§ **Brief**: Go through the material below and copy all lines with "肩胛线第".

§ **Dataset entries**:
================================

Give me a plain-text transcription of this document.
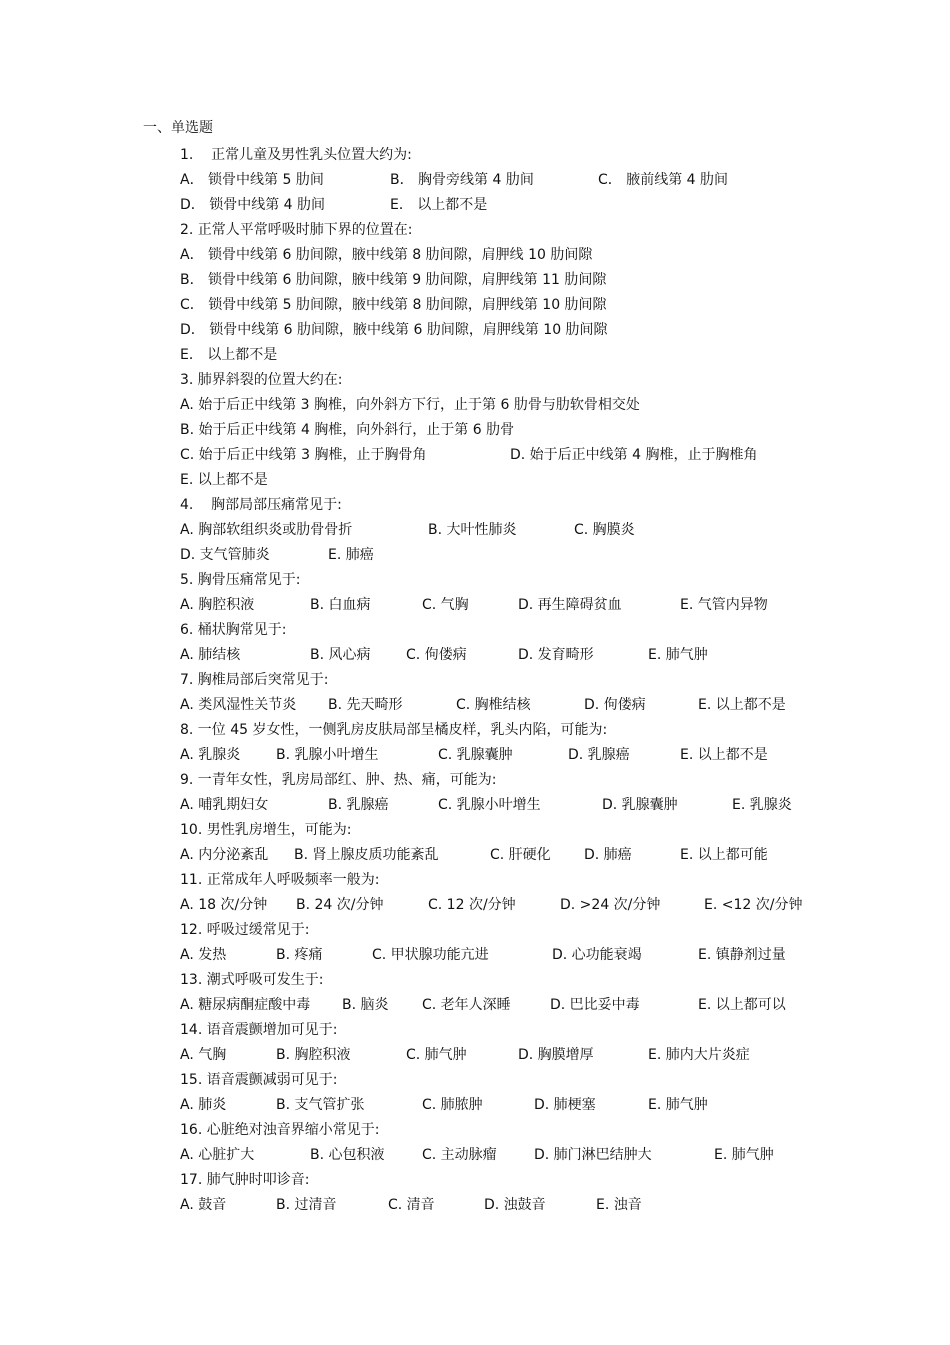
一、单选题
1.    正常儿童及男性乳头位置大约为:
A． 锁骨中线第 5 肋间	B． 胸骨旁线第 4 肋间	C． 腋前线第 4 肋间
D． 锁骨中线第 4 肋间	E． 以上都不是
2. 正常人平常呼吸时肺下界的位置在:
A． 锁骨中线第 6 肋间隙，腋中线第 8 肋间隙，肩胛线 10 肋间隙
B． 锁骨中线第 6 肋间隙，腋中线第 9 肋间隙，肩胛线第 11 肋间隙
C． 锁骨中线第 5 肋间隙，腋中线第 8 肋间隙，肩胛线第 10 肋间隙
D． 锁骨中线第 6 肋间隙，腋中线第 6 肋间隙，肩胛线第 10 肋间隙
E． 以上都不是
3. 肺界斜裂的位置大约在:
A. 始于后正中线第 3 胸椎，向外斜方下行，止于第 6 肋骨与肋软骨相交处
B. 始于后正中线第 4 胸椎，向外斜行，止于第 6 肋骨
C. 始于后正中线第 3 胸椎，止于胸骨角	D. 始于后正中线第 4 胸椎，止于胸椎角
E. 以上都不是
4.    胸部局部压痛常见于:
A. 胸部软组织炎或肋骨骨折	B. 大叶性肺炎	C. 胸膜炎
D. 支气管肺炎	E. 肺癌
5. 胸骨压痛常见于:
A. 胸腔积液	B. 白血病	C. 气胸	D. 再生障碍贫血	E. 气管内异物
6. 桶状胸常见于:
A. 肺结核	B. 风心病	C. 佝偻病	D. 发育畸形	E. 肺气肿
7. 胸椎局部后突常见于:
A. 类风湿性关节炎 B. 先天畸形	C. 胸椎结核	D. 佝偻病	E. 以上都不是
8. 一位 45 岁女性，一侧乳房皮肤局部呈橘皮样，乳头内陷，可能为:
A. 乳腺炎	B. 乳腺小叶增生	C. 乳腺囊肿	D. 乳腺癌	E. 以上都不是
9. 一青年女性，乳房局部红、肿、热、痛，可能为:
A. 哺乳期妇女	B. 乳腺癌	C. 乳腺小叶增生	D. 乳腺囊肿	E. 乳腺炎
10. 男性乳房增生，可能为:
A. 内分泌紊乱 B. 肾上腺皮质功能紊乱	C. 肝硬化 D. 肺癌	E. 以上都可能
11. 正常成年人呼吸频率一般为:
A. 18 次/分钟 B. 24 次/分钟	C. 12 次/分钟	D. >24 次/分钟	E. <12 次/分钟
12. 呼吸过缓常见于:
A. 发热	B. 疼痛	C. 甲状腺功能亢进	D. 心功能衰竭	E. 镇静剂过量
13. 潮式呼吸可发生于:
A. 糖尿病酮症酸中毒 B. 脑炎 C. 老年人深睡	D. 巴比妥中毒	E. 以上都可以
14. 语音震颤增加可见于:
A. 气胸	B. 胸腔积液	C. 肺气肿	D. 胸膜增厚	E. 肺内大片炎症
15. 语音震颤减弱可见于:
A. 肺炎	B. 支气管扩张	C. 肺脓肿	D. 肺梗塞	E. 肺气肿
16. 心脏绝对浊音界缩小常见于:
A. 心脏扩大	B. 心包积液	C. 主动脉瘤	D. 肺门淋巴结肿大	E. 肺气肿
17. 肺气肿时叩诊音:
A. 鼓音	B. 过清音	C. 清音	D. 浊鼓音	E. 浊音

================================

§ **Reply**:
B． 锁骨中线第 6 肋间隙，腋中线第 9 肋间隙，肩胛线第 11 肋间隙
C． 锁骨中线第 5 肋间隙，腋中线第 8 肋间隙，肩胛线第 10 肋间隙
D． 锁骨中线第 6 肋间隙，腋中线第 6 肋间隙，肩胛线第 10 肋间隙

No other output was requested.